Leitbild und inhaltliche Schwerpunktsetzung

Integration, soziale Kohäsion und gesellschaftliche Teilhabe zählen zu den wichtigen Schlagworten des aktuellen öffentlichen und politischen Diskurses. Um den gegenwärtigen Entwicklungen auch im Bereich der Kultur Rechnung zu tragen, nimmt das Institut mediacult drei inhaltliche Schwerpunktsetzungen vor.

 

Kulturelle Bildung und gesellschaftliche Partizipation

In diesem Schwerpunkt wird das Angebot sowie der Zugang zu kultureller Bildung für unterschiedliche soziale Gruppen untersucht. Ausgehend von der Erforschung zielgruppenspezifischer Angebote für ältere Erwachsene sollen die Angebotsdifferenzierung nach unterschiedlichen Strukturkategorien (Alter, Geschlecht, Migrationshintergrund, Bildung, etc.) und die Zugangsweisen (Veranstaltungsformen, Vermittlungsmethoden und damit für die Teilnehmenden eröffneten Aneignungsweisen) näher betrachtet werden. Dabei geht es darum, mögliche Benachteiligungen, Hürden oder Exklusionsmechanismen aufzuspüren und Wissen bereitzustellen, das zur Erhöhung der Teilhabe- und Partizipationschancen benachteiligter sozialer Gruppen dient. Neben ihrem Beitrag zur Erweiterung des theoretischen Verständnisses von Inklusionsprozessen im Feld der Kultur sind die daraus resultierenden Forschungsergebnisse von unmittelbarem und praxisrelevantem Nutzen für Kulturorganisationen und Kulturbehörden.

§ **Deine Aufgabe 1**
Wie viele inhaltliche Schwerpunktsetzungen nimmt das Institut mediacult laut dem Text zum Leitbild von mediacult vor?
§ **Deine Aufgabe 2**
Schreibe den Text zum Leitbild von mediacult bitte im Anschluss an seinen letzten Satz weiter.

§ **Bereitgestelltes Material**

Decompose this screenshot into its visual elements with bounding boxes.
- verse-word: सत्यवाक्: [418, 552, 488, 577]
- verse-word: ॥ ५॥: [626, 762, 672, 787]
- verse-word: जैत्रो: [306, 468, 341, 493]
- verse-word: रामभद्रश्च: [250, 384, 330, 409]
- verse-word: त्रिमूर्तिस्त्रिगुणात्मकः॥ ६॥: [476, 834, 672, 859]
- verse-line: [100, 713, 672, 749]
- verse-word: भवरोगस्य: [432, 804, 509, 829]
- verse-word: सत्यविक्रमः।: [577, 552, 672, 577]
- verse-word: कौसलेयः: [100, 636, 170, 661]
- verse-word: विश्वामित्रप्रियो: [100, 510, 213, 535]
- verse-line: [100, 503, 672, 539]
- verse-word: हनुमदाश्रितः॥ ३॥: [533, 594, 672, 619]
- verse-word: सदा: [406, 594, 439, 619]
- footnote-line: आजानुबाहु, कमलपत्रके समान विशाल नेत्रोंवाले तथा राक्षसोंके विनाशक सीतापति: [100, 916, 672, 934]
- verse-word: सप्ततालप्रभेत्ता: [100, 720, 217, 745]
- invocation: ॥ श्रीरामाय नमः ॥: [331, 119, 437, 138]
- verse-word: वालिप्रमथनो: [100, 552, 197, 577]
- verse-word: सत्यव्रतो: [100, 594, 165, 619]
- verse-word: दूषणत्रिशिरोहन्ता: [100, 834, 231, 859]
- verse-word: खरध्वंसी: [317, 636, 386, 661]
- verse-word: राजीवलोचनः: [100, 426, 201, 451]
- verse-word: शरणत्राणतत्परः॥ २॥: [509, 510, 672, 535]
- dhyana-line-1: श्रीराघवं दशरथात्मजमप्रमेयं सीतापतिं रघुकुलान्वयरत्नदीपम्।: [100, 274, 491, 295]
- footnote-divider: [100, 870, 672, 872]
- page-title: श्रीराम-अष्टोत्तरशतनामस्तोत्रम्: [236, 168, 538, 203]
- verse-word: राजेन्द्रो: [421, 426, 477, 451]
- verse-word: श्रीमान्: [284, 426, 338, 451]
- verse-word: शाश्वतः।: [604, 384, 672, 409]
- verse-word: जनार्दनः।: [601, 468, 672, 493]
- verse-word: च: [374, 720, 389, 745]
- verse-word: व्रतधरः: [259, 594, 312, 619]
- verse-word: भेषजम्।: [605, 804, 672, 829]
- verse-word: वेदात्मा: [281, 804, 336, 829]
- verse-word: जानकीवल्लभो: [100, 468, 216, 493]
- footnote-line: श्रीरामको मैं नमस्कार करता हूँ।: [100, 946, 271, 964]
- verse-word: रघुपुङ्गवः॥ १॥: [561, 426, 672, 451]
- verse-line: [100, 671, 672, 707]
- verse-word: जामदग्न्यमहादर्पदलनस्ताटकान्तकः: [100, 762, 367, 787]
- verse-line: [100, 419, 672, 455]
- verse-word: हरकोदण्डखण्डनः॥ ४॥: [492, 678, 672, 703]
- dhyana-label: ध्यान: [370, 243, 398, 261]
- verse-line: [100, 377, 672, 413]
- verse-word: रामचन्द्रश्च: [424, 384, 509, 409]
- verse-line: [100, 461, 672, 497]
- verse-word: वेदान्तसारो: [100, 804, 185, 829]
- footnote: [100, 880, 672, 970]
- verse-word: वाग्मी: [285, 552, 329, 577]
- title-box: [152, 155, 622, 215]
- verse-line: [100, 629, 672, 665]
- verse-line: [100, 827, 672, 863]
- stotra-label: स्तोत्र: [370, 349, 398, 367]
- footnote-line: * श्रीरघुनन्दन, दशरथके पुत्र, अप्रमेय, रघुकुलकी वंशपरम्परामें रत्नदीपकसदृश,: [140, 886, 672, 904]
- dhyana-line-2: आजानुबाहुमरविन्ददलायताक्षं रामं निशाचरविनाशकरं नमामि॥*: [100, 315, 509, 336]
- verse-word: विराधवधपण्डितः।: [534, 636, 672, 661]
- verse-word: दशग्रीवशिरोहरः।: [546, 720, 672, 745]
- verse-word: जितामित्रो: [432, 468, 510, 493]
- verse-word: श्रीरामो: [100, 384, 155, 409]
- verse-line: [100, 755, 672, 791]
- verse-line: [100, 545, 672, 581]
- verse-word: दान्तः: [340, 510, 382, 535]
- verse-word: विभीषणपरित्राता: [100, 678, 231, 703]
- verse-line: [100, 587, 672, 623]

§ **Antwortfeld 1**
Das Institut mediacult nimmt drei inhaltliche Schwerpunktsetzungen vor.

§ **Antwortfeld 2**
 

Cultural Governance und Sozialraumentwicklung

Dieser Schwerpunkt zielt auf die Untersuchung von Stadt- und Regionalentwicklungsprozessen aus der „Cultural-Governance-Perspektive“. In den Vordergrund rückt die Interaktion zwischen unterschiedlichen AkteurInnen urbaner und ländlicher Sozialräume, der Kultur- sowie der Raumentwicklungspolitik. Besondere Berücksichtigung gilt dabei der Vereinbarkeit diverser Vorgaben, Ansprüche und Legitimationsgrundlagen auf unterschiedlichen politischen Ebenen („Multilevel-Governance“). Von besonderem Nutzen sind die daraus resultierenden Forschungsergebnisse für Stadtplanung und Kommunalpolitik.

 

Migrantische Kreativwirtschaft und Integration

Mit der Erforschung migrantischer Kreativwirtschaft reagiert das Institut mediacult auf die aktuellen Migrationsbewegungen, die Österreich vor allem arbeitsmarkt- und integrationspolitisch vor neue und dringende Herausforderungen stellen. Der Fokus richtet sich auf die Rahmenbedingungen sowie das Integrationspotenzial migrantischen Kulturschaffens. Damit knüpft das Institut an einen ihrer Forschungsschwerpunkte der letzten Jahre an („Cultural Entrepreneurs in Different Immigrant Communities of Vienna“) und leistet darüber hinaus einen Beitrag zur aktuellen Debatte der internationalen Migrationsforschung zum Einfluss migrantischen Kulturschaffens auf Integrationsprozesse.